◆ **DO THIS**:
In your copy, repeat the records exactly and leave out the pictures.

Dataset records on visual material

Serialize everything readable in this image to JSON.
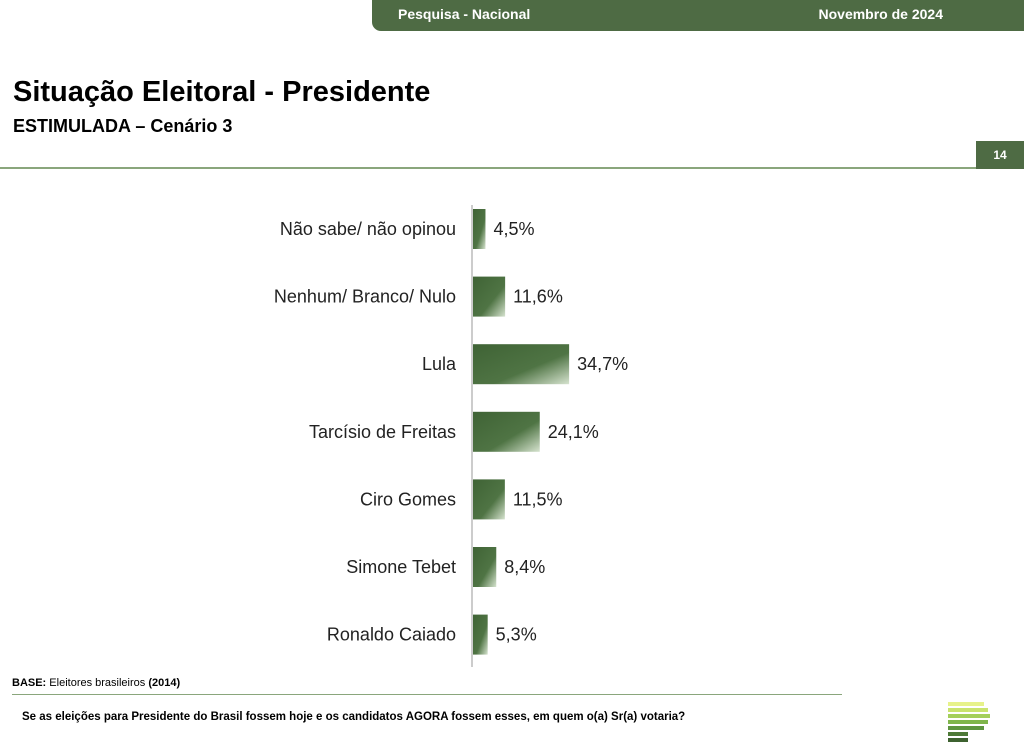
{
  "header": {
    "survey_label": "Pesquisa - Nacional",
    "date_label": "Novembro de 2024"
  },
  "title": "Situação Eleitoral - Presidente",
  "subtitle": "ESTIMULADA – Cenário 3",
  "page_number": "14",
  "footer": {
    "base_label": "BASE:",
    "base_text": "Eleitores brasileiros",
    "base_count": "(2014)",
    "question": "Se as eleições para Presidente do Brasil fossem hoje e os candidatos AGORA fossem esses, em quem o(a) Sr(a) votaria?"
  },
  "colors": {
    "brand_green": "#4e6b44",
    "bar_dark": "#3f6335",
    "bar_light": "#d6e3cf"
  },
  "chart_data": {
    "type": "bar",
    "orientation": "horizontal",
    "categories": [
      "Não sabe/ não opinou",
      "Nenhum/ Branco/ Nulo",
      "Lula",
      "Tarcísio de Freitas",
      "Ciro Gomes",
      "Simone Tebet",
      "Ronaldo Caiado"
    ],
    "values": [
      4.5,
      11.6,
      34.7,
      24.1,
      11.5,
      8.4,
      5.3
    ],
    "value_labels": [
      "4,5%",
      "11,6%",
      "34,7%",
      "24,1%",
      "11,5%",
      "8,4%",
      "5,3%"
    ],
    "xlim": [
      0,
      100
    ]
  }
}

◆ **FINISHED EXERCISE**:
Serialize everything readable in this image to JSON.
{
  "header": {
    "survey_label": "Pesquisa - Nacional",
    "date_label": "Novembro de 2024"
  },
  "title": "Situação Eleitoral - Presidente",
  "subtitle": "ESTIMULADA – Cenário 3",
  "page_number": "14",
  "footer": {
    "base_label": "BASE:",
    "base_text": "Eleitores brasileiros",
    "base_count": "(2014)",
    "question": "Se as eleições para Presidente do Brasil fossem hoje e os candidatos AGORA fossem esses, em quem o(a) Sr(a) votaria?"
  },
  "colors": {
    "brand_green": "#4e6b44",
    "bar_dark": "#3f6335",
    "bar_light": "#d6e3cf"
  },
  "chart_data": {
    "type": "bar",
    "orientation": "horizontal",
    "categories": [
      "Não sabe/ não opinou",
      "Nenhum/ Branco/ Nulo",
      "Lula",
      "Tarcísio de Freitas",
      "Ciro Gomes",
      "Simone Tebet",
      "Ronaldo Caiado"
    ],
    "values": [
      4.5,
      11.6,
      34.7,
      24.1,
      11.5,
      8.4,
      5.3
    ],
    "value_labels": [
      "4,5%",
      "11,6%",
      "34,7%",
      "24,1%",
      "11,5%",
      "8,4%",
      "5,3%"
    ],
    "xlim": [
      0,
      100
    ]
  }
}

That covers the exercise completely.